---- ENTRIES

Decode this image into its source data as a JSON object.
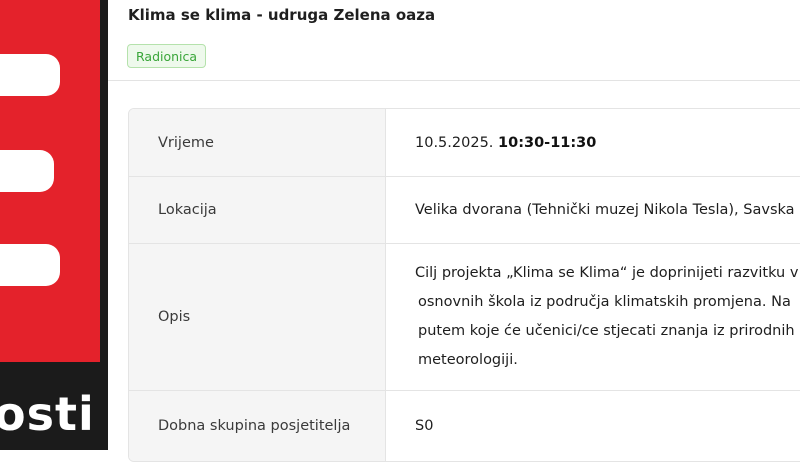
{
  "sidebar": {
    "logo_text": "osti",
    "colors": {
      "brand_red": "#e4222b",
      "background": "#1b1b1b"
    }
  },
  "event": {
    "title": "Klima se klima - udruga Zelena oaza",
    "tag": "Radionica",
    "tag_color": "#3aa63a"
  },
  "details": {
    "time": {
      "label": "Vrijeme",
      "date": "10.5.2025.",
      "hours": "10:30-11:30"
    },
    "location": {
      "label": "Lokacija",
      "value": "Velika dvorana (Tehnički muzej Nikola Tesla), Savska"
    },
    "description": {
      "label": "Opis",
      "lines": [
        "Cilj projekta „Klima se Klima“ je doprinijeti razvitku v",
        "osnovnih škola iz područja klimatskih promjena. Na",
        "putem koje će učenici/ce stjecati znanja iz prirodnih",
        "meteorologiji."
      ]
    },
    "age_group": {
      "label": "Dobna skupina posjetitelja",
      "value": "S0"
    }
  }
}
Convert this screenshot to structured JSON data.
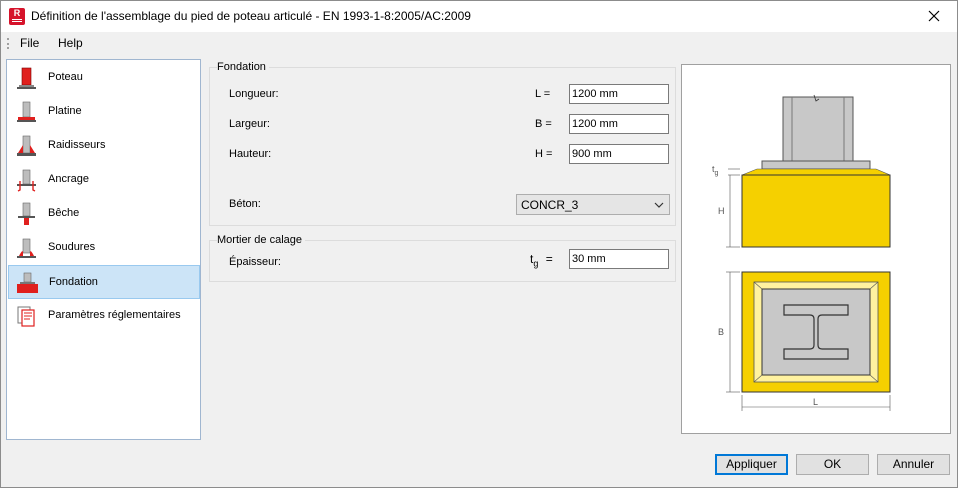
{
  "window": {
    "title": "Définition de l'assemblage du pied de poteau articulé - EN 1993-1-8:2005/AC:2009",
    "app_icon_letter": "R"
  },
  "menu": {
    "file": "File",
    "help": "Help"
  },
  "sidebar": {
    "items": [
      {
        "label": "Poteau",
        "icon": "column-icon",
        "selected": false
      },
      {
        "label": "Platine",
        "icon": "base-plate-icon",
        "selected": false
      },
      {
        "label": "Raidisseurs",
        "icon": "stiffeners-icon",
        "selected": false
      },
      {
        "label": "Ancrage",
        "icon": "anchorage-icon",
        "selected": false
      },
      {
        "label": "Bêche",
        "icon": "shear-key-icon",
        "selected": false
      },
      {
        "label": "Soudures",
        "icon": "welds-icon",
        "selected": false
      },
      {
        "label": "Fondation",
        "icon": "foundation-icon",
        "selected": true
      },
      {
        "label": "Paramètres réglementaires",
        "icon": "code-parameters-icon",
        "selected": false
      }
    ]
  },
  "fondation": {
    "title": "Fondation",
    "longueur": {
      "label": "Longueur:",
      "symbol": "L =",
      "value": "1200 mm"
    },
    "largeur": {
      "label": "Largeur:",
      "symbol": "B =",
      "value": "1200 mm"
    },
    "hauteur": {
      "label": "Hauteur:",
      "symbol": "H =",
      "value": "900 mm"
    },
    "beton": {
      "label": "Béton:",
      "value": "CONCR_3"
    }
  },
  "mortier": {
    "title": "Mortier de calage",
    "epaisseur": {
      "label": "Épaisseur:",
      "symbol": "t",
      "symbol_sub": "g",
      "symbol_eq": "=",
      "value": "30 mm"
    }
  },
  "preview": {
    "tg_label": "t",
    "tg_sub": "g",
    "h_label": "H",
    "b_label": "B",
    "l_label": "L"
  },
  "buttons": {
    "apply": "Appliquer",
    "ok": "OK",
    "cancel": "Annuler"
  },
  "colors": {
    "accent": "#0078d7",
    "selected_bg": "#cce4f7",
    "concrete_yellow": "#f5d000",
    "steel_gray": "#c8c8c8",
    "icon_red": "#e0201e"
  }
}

--------

REQUIRED TASK ▸
Omitting all images, retype each line of the records precisely.

RESULT OF THIS EXERCISE ▸
Decode this image into its source data as a JSON object.
{
  "sidebar": {
    "logo_text": "osti",
    "colors": {
      "brand_red": "#e4222b",
      "background": "#1b1b1b"
    }
  },
  "event": {
    "title": "Klima se klima - udruga Zelena oaza",
    "tag": "Radionica",
    "tag_color": "#3aa63a"
  },
  "details": {
    "time": {
      "label": "Vrijeme",
      "date": "10.5.2025.",
      "hours": "10:30-11:30"
    },
    "location": {
      "label": "Lokacija",
      "value": "Velika dvorana (Tehnički muzej Nikola Tesla), Savska"
    },
    "description": {
      "label": "Opis",
      "lines": [
        "Cilj projekta „Klima se Klima“ je doprinijeti razvitku v",
        "osnovnih škola iz područja klimatskih promjena. Na",
        "putem koje će učenici/ce stjecati znanja iz prirodnih",
        "meteorologiji."
      ]
    },
    "age_group": {
      "label": "Dobna skupina posjetitelja",
      "value": "S0"
    }
  }
}
Convert this screenshot to structured JSON data.
{
  "window": {
    "title": "Définition de l'assemblage du pied de poteau articulé - EN 1993-1-8:2005/AC:2009",
    "app_icon_letter": "R"
  },
  "menu": {
    "file": "File",
    "help": "Help"
  },
  "sidebar": {
    "items": [
      {
        "label": "Poteau",
        "icon": "column-icon",
        "selected": false
      },
      {
        "label": "Platine",
        "icon": "base-plate-icon",
        "selected": false
      },
      {
        "label": "Raidisseurs",
        "icon": "stiffeners-icon",
        "selected": false
      },
      {
        "label": "Ancrage",
        "icon": "anchorage-icon",
        "selected": false
      },
      {
        "label": "Bêche",
        "icon": "shear-key-icon",
        "selected": false
      },
      {
        "label": "Soudures",
        "icon": "welds-icon",
        "selected": false
      },
      {
        "label": "Fondation",
        "icon": "foundation-icon",
        "selected": true
      },
      {
        "label": "Paramètres réglementaires",
        "icon": "code-parameters-icon",
        "selected": false
      }
    ]
  },
  "fondation": {
    "title": "Fondation",
    "longueur": {
      "label": "Longueur:",
      "symbol": "L =",
      "value": "1200 mm"
    },
    "largeur": {
      "label": "Largeur:",
      "symbol": "B =",
      "value": "1200 mm"
    },
    "hauteur": {
      "label": "Hauteur:",
      "symbol": "H =",
      "value": "900 mm"
    },
    "beton": {
      "label": "Béton:",
      "value": "CONCR_3"
    }
  },
  "mortier": {
    "title": "Mortier de calage",
    "epaisseur": {
      "label": "Épaisseur:",
      "symbol": "t",
      "symbol_sub": "g",
      "symbol_eq": "=",
      "value": "30 mm"
    }
  },
  "preview": {
    "tg_label": "t",
    "tg_sub": "g",
    "h_label": "H",
    "b_label": "B",
    "l_label": "L"
  },
  "buttons": {
    "apply": "Appliquer",
    "ok": "OK",
    "cancel": "Annuler"
  },
  "colors": {
    "accent": "#0078d7",
    "selected_bg": "#cce4f7",
    "concrete_yellow": "#f5d000",
    "steel_gray": "#c8c8c8",
    "icon_red": "#e0201e"
  }
}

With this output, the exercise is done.